-------- Provided records --------

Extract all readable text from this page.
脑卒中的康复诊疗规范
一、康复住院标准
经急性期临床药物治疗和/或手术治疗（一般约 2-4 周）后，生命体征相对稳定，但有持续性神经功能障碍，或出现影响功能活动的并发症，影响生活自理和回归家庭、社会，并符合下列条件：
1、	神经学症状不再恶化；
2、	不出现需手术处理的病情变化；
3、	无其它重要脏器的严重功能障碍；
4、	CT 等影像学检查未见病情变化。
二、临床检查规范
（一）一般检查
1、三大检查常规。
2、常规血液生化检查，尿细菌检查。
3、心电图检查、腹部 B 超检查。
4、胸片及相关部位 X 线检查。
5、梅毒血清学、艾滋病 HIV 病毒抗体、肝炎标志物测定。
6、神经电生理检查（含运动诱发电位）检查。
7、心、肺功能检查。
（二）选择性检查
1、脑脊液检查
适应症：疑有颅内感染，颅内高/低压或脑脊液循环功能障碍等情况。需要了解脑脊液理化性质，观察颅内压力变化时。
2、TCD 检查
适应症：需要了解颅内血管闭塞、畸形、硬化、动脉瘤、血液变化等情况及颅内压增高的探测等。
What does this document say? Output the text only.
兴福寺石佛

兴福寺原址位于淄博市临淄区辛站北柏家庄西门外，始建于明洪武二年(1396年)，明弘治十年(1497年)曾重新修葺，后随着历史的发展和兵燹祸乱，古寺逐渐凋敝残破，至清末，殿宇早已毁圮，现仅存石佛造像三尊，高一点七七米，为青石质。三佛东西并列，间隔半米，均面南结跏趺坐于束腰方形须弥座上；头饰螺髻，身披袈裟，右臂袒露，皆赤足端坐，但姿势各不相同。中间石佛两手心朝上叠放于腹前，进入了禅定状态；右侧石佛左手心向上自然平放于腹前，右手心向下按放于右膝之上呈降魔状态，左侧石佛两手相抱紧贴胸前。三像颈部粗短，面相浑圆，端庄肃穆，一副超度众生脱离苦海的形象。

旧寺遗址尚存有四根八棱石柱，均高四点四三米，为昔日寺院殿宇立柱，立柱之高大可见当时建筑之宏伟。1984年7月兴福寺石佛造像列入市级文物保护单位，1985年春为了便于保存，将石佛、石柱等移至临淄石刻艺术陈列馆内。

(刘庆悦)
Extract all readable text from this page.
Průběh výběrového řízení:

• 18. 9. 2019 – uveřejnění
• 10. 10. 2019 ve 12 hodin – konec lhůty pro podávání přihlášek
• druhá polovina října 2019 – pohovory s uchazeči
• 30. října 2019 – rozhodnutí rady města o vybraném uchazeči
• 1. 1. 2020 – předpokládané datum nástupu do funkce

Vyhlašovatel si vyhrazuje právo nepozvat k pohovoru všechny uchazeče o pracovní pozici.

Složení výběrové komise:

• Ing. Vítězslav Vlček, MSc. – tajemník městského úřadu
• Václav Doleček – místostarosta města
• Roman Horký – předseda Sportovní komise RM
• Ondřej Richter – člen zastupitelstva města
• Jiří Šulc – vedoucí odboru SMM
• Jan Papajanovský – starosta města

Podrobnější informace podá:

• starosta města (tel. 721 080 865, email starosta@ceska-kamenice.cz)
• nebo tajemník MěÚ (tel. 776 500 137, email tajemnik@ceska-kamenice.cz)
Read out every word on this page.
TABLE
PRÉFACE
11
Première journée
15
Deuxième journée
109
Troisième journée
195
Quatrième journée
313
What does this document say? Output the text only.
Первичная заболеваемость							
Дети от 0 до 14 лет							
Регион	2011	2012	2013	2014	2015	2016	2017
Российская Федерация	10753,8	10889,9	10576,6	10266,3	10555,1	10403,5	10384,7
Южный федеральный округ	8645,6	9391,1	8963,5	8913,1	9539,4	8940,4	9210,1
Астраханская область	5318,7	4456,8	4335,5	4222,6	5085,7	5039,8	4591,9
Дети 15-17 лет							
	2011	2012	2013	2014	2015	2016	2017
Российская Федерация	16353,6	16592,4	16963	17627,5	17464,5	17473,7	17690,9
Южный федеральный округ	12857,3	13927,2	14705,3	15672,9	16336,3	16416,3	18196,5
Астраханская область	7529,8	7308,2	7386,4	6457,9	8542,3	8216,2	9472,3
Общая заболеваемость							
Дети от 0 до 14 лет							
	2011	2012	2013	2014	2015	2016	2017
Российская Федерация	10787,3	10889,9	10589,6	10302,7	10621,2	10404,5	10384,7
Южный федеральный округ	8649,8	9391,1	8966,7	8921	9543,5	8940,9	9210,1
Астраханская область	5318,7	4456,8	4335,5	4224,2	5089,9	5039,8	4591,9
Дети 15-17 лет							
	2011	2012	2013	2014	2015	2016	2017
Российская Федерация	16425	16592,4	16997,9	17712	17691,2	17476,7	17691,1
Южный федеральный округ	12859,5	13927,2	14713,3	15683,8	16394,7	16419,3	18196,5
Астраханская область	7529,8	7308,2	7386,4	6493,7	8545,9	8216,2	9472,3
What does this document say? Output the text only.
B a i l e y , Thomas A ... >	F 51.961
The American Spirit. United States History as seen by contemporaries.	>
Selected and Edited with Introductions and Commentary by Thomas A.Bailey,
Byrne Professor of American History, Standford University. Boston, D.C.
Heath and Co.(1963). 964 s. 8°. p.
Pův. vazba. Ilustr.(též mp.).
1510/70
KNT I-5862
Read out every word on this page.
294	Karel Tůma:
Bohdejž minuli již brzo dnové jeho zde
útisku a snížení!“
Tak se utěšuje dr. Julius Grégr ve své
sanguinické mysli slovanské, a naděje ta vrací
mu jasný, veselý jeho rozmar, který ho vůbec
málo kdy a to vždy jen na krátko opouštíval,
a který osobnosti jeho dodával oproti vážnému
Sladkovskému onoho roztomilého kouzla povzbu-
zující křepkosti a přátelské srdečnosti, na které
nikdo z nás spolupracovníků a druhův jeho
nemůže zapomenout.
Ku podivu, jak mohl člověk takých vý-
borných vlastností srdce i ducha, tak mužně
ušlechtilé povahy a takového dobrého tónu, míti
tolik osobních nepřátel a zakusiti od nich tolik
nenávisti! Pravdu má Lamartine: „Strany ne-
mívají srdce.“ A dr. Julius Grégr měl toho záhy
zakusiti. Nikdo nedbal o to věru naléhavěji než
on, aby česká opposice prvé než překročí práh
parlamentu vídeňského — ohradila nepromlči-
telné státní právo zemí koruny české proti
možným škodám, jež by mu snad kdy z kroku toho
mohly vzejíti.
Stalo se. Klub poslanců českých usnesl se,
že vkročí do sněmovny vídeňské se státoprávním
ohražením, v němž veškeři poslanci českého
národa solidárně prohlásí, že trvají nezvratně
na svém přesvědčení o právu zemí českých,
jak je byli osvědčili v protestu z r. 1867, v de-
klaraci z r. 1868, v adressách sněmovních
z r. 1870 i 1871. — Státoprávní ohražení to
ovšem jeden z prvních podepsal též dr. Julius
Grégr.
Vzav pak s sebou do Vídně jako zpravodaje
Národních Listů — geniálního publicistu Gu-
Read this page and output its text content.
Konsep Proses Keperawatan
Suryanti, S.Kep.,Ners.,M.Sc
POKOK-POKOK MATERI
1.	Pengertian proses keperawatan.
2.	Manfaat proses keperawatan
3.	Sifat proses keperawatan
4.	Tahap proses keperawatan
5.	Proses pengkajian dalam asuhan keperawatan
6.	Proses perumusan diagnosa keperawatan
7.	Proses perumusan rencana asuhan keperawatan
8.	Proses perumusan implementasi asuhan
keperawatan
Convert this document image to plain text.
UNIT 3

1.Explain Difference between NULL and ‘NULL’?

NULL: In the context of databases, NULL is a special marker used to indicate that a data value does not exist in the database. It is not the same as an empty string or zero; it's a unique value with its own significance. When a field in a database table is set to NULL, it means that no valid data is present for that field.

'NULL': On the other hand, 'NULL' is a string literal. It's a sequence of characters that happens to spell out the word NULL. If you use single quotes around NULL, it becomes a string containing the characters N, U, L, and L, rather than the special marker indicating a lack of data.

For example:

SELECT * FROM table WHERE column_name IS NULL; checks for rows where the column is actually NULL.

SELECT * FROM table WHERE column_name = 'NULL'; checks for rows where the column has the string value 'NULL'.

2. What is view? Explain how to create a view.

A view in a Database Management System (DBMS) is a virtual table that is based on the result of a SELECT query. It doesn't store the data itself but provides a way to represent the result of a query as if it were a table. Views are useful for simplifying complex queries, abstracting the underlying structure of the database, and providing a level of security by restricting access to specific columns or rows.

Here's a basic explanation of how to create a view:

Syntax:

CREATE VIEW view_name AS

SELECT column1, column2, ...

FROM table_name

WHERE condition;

--------

> **Stated goal**
Some lines of the data may hold the word "Thomas". Say how many do, with nothing else.

> **Result of this exercise**
2